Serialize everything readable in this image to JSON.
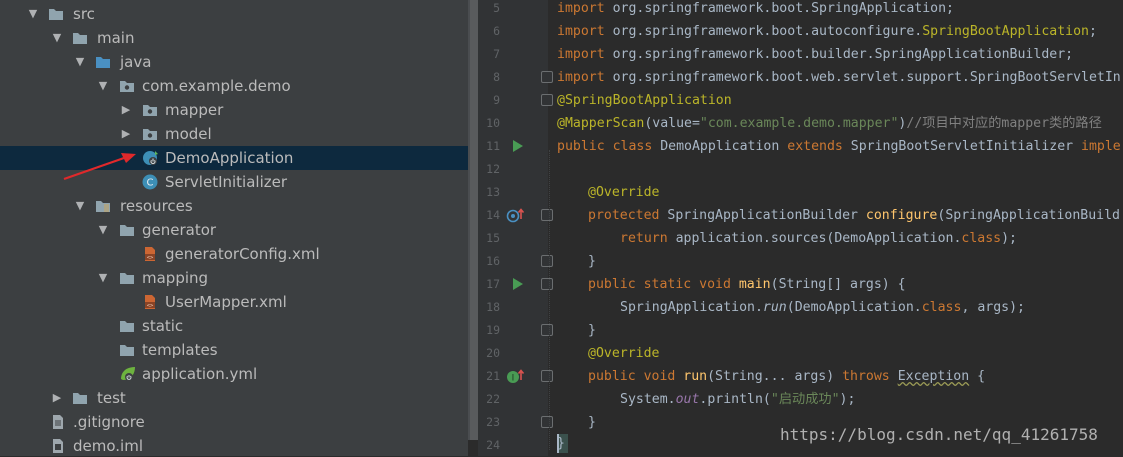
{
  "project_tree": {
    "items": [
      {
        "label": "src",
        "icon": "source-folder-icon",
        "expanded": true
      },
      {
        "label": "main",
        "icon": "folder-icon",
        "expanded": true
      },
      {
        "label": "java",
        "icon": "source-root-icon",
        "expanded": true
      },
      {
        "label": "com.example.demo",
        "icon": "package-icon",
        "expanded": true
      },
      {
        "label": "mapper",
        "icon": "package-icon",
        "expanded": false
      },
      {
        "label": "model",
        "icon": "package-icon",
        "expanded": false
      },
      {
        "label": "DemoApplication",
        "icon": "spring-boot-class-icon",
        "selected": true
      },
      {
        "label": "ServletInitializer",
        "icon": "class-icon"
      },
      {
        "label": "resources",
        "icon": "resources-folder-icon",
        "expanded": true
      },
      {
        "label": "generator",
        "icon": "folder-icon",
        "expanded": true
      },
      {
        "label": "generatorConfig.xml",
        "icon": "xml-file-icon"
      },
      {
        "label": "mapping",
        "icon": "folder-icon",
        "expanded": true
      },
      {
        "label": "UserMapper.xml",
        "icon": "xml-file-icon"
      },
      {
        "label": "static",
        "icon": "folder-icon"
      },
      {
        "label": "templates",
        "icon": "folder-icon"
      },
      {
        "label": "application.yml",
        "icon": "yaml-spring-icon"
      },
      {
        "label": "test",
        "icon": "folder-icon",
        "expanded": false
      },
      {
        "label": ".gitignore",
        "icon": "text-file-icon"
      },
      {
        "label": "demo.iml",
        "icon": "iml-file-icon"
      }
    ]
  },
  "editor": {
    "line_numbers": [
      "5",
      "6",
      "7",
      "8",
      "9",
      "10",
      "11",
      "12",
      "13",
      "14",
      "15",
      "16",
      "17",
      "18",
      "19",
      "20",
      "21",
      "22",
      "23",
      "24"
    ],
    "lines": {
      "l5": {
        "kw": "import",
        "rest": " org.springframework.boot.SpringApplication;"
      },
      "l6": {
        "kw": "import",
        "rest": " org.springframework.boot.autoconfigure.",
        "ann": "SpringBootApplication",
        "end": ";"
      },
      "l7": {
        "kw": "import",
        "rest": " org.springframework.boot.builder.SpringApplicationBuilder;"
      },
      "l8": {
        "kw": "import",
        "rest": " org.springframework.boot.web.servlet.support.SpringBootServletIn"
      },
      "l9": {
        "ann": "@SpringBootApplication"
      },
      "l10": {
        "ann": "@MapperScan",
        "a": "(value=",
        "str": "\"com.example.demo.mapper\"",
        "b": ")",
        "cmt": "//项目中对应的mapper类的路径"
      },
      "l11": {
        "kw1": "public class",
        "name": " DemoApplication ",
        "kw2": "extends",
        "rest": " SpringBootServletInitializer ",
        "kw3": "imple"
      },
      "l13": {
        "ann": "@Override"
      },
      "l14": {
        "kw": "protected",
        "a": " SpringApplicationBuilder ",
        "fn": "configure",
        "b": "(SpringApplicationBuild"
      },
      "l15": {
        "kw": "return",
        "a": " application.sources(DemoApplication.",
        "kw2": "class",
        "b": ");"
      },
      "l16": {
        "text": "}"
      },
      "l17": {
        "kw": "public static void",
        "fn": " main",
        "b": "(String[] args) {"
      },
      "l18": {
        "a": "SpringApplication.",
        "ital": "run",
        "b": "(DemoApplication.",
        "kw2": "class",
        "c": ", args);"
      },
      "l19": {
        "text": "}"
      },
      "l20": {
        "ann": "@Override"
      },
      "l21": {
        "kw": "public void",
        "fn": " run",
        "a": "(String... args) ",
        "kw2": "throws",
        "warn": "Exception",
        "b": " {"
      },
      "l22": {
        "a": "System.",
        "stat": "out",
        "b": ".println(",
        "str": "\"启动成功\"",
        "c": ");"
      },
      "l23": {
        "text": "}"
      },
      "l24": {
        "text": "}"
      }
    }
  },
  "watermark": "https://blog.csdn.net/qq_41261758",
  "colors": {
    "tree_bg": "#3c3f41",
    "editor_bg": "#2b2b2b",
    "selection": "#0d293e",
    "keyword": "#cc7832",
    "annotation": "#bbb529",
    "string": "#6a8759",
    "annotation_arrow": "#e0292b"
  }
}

----

§ **TASK PROMPT**
Transcribe the listing in full and omit the pictures.

§ **OUTPUT**
Serialize everything readable in this image to JSON.
{
  "project_tree": {
    "items": [
      {
        "label": "src",
        "icon": "source-folder-icon",
        "expanded": true
      },
      {
        "label": "main",
        "icon": "folder-icon",
        "expanded": true
      },
      {
        "label": "java",
        "icon": "source-root-icon",
        "expanded": true
      },
      {
        "label": "com.example.demo",
        "icon": "package-icon",
        "expanded": true
      },
      {
        "label": "mapper",
        "icon": "package-icon",
        "expanded": false
      },
      {
        "label": "model",
        "icon": "package-icon",
        "expanded": false
      },
      {
        "label": "DemoApplication",
        "icon": "spring-boot-class-icon",
        "selected": true
      },
      {
        "label": "ServletInitializer",
        "icon": "class-icon"
      },
      {
        "label": "resources",
        "icon": "resources-folder-icon",
        "expanded": true
      },
      {
        "label": "generator",
        "icon": "folder-icon",
        "expanded": true
      },
      {
        "label": "generatorConfig.xml",
        "icon": "xml-file-icon"
      },
      {
        "label": "mapping",
        "icon": "folder-icon",
        "expanded": true
      },
      {
        "label": "UserMapper.xml",
        "icon": "xml-file-icon"
      },
      {
        "label": "static",
        "icon": "folder-icon"
      },
      {
        "label": "templates",
        "icon": "folder-icon"
      },
      {
        "label": "application.yml",
        "icon": "yaml-spring-icon"
      },
      {
        "label": "test",
        "icon": "folder-icon",
        "expanded": false
      },
      {
        "label": ".gitignore",
        "icon": "text-file-icon"
      },
      {
        "label": "demo.iml",
        "icon": "iml-file-icon"
      }
    ]
  },
  "editor": {
    "line_numbers": [
      "5",
      "6",
      "7",
      "8",
      "9",
      "10",
      "11",
      "12",
      "13",
      "14",
      "15",
      "16",
      "17",
      "18",
      "19",
      "20",
      "21",
      "22",
      "23",
      "24"
    ],
    "lines": {
      "l5": {
        "kw": "import",
        "rest": " org.springframework.boot.SpringApplication;"
      },
      "l6": {
        "kw": "import",
        "rest": " org.springframework.boot.autoconfigure.",
        "ann": "SpringBootApplication",
        "end": ";"
      },
      "l7": {
        "kw": "import",
        "rest": " org.springframework.boot.builder.SpringApplicationBuilder;"
      },
      "l8": {
        "kw": "import",
        "rest": " org.springframework.boot.web.servlet.support.SpringBootServletIn"
      },
      "l9": {
        "ann": "@SpringBootApplication"
      },
      "l10": {
        "ann": "@MapperScan",
        "a": "(value=",
        "str": "\"com.example.demo.mapper\"",
        "b": ")",
        "cmt": "//项目中对应的mapper类的路径"
      },
      "l11": {
        "kw1": "public class",
        "name": " DemoApplication ",
        "kw2": "extends",
        "rest": " SpringBootServletInitializer ",
        "kw3": "imple"
      },
      "l13": {
        "ann": "@Override"
      },
      "l14": {
        "kw": "protected",
        "a": " SpringApplicationBuilder ",
        "fn": "configure",
        "b": "(SpringApplicationBuild"
      },
      "l15": {
        "kw": "return",
        "a": " application.sources(DemoApplication.",
        "kw2": "class",
        "b": ");"
      },
      "l16": {
        "text": "}"
      },
      "l17": {
        "kw": "public static void",
        "fn": " main",
        "b": "(String[] args) {"
      },
      "l18": {
        "a": "SpringApplication.",
        "ital": "run",
        "b": "(DemoApplication.",
        "kw2": "class",
        "c": ", args);"
      },
      "l19": {
        "text": "}"
      },
      "l20": {
        "ann": "@Override"
      },
      "l21": {
        "kw": "public void",
        "fn": " run",
        "a": "(String... args) ",
        "kw2": "throws",
        "warn": "Exception",
        "b": " {"
      },
      "l22": {
        "a": "System.",
        "stat": "out",
        "b": ".println(",
        "str": "\"启动成功\"",
        "c": ");"
      },
      "l23": {
        "text": "}"
      },
      "l24": {
        "text": "}"
      }
    }
  },
  "watermark": "https://blog.csdn.net/qq_41261758",
  "colors": {
    "tree_bg": "#3c3f41",
    "editor_bg": "#2b2b2b",
    "selection": "#0d293e",
    "keyword": "#cc7832",
    "annotation": "#bbb529",
    "string": "#6a8759",
    "annotation_arrow": "#e0292b"
  }
}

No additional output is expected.